··· Materials provided

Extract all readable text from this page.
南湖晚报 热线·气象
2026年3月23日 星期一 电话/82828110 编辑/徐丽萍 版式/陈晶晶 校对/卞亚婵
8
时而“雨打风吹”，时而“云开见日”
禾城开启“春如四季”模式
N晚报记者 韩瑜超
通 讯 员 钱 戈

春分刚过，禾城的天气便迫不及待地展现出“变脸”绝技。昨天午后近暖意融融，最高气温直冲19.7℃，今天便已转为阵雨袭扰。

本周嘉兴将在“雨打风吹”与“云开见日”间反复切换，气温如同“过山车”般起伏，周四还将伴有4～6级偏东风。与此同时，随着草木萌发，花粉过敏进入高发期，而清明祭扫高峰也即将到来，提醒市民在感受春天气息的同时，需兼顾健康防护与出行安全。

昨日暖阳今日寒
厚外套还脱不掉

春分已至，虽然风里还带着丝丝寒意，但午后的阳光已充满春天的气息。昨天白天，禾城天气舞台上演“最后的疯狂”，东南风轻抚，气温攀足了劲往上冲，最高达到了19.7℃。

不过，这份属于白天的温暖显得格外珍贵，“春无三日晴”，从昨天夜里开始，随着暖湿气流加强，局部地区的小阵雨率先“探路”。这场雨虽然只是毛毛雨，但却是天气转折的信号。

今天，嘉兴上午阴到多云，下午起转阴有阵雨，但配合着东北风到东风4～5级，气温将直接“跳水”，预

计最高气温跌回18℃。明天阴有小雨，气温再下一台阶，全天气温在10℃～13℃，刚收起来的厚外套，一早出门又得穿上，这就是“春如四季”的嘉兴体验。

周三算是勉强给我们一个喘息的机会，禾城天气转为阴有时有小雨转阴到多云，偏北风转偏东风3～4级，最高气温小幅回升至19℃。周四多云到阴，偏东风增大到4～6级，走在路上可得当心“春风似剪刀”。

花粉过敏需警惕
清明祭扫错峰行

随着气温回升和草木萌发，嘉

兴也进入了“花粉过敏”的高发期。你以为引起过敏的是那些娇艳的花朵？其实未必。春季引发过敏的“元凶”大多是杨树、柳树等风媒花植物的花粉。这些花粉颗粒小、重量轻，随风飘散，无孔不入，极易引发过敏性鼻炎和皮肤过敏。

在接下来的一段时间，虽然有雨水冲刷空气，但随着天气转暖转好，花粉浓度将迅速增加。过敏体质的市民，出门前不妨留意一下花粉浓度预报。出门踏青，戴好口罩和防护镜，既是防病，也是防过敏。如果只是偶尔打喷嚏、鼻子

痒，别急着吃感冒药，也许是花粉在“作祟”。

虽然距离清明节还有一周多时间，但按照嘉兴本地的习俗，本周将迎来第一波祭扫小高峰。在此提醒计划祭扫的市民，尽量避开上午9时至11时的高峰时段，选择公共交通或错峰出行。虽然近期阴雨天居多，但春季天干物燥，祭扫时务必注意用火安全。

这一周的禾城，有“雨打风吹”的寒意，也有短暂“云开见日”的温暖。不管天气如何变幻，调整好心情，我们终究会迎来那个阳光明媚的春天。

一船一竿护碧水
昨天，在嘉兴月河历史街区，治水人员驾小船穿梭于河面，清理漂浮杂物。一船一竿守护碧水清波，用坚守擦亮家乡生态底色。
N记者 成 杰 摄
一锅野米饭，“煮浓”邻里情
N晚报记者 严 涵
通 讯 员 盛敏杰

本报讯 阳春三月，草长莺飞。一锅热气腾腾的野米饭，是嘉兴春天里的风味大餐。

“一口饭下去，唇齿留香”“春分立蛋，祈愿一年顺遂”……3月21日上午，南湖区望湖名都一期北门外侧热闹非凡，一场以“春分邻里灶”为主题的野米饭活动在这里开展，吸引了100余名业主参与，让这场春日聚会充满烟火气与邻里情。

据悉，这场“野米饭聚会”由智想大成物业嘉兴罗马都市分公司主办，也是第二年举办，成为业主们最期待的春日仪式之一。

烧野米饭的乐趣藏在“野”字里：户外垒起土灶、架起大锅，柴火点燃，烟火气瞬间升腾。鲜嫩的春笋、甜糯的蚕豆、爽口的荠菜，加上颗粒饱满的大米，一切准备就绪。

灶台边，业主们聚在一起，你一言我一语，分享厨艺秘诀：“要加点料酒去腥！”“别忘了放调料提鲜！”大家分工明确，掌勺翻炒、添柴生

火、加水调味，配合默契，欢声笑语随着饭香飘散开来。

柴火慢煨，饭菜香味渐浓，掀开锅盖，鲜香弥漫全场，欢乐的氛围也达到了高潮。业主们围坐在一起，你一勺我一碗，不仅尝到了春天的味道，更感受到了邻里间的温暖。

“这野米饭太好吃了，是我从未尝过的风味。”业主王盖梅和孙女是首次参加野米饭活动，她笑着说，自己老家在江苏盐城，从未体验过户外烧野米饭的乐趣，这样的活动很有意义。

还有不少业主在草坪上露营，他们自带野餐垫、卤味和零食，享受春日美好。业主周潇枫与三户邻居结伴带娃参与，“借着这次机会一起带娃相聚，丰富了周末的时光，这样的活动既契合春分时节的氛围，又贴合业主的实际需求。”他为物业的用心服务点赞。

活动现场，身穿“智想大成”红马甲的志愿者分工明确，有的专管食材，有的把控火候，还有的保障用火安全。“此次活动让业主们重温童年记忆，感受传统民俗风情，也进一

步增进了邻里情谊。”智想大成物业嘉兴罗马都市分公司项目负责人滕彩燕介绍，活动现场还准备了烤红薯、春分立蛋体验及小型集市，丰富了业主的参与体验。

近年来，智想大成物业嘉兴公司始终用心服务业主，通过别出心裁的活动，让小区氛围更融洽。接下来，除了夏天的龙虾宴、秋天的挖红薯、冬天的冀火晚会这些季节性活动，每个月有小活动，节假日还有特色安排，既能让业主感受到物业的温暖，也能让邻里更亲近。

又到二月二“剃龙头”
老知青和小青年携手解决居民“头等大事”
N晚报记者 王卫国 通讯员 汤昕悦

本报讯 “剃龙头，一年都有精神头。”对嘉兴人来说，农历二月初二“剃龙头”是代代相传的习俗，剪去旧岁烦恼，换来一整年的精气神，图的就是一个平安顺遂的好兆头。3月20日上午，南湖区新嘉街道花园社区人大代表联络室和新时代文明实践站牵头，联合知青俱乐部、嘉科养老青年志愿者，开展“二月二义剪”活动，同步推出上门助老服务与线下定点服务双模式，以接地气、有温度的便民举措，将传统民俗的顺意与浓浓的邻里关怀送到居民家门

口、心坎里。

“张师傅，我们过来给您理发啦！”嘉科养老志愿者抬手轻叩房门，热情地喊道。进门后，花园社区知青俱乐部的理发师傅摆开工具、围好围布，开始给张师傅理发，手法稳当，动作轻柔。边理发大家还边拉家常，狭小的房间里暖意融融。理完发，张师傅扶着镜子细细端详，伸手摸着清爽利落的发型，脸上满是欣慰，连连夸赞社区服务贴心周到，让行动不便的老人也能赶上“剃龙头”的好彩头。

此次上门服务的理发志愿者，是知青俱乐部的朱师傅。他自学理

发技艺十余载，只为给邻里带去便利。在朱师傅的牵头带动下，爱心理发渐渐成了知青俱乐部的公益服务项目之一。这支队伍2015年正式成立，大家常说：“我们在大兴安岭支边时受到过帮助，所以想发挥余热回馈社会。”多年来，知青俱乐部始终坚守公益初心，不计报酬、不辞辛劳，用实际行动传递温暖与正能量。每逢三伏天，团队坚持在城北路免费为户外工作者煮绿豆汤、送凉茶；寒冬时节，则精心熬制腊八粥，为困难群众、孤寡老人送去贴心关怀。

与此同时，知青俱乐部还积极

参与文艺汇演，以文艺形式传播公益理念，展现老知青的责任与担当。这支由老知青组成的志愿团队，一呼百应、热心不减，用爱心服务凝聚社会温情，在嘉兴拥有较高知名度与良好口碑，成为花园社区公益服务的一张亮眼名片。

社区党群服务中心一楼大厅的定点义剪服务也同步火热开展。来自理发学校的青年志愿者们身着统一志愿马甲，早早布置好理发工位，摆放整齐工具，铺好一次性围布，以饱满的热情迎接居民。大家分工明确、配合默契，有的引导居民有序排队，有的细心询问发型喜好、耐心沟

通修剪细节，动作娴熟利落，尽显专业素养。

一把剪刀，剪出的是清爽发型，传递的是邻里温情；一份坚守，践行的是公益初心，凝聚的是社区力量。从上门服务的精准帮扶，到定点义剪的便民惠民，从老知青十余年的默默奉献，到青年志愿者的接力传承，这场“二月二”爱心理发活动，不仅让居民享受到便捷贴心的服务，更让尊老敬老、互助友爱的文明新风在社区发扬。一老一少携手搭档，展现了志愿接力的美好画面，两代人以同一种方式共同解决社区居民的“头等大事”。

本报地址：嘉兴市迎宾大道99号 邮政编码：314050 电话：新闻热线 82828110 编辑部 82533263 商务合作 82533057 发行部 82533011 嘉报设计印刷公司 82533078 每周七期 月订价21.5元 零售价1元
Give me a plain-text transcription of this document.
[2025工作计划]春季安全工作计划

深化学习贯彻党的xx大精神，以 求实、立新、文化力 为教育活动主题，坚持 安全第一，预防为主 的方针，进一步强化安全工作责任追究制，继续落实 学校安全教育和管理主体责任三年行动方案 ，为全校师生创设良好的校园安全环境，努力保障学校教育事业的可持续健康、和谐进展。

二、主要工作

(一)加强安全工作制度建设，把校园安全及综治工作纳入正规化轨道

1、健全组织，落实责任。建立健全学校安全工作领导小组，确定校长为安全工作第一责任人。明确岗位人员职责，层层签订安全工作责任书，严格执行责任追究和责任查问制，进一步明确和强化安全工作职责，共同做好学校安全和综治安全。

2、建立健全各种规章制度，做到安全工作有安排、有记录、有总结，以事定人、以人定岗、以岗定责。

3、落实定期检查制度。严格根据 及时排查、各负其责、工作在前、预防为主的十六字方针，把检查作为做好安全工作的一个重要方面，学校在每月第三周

······

Using the records above, please retype only the run of lines from the line holding "Give me a plain-text" through the last line, both ends included.

Expected output:
Give me a plain-text transcription of this document.
[2025工作计划]春季安全工作计划

深化学习贯彻党的xx大精神，以 求实、立新、文化力 为教育活动主题，坚持 安全第一，预防为主 的方针，进一步强化安全工作责任追究制，继续落实 学校安全教育和管理主体责任三年行动方案 ，为全校师生创设良好的校园安全环境，努力保障学校教育事业的可持续健康、和谐进展。

二、主要工作

(一)加强安全工作制度建设，把校园安全及综治工作纳入正规化轨道

1、健全组织，落实责任。建立健全学校安全工作领导小组，确定校长为安全工作第一责任人。明确岗位人员职责，层层签订安全工作责任书，严格执行责任追究和责任查问制，进一步明确和强化安全工作职责，共同做好学校安全和综治安全。

2、建立健全各种规章制度，做到安全工作有安排、有记录、有总结，以事定人、以人定岗、以岗定责。

3、落实定期检查制度。严格根据 及时排查、各负其责、工作在前、预防为主的十六字方针，把检查作为做好安全工作的一个重要方面，学校在每月第三周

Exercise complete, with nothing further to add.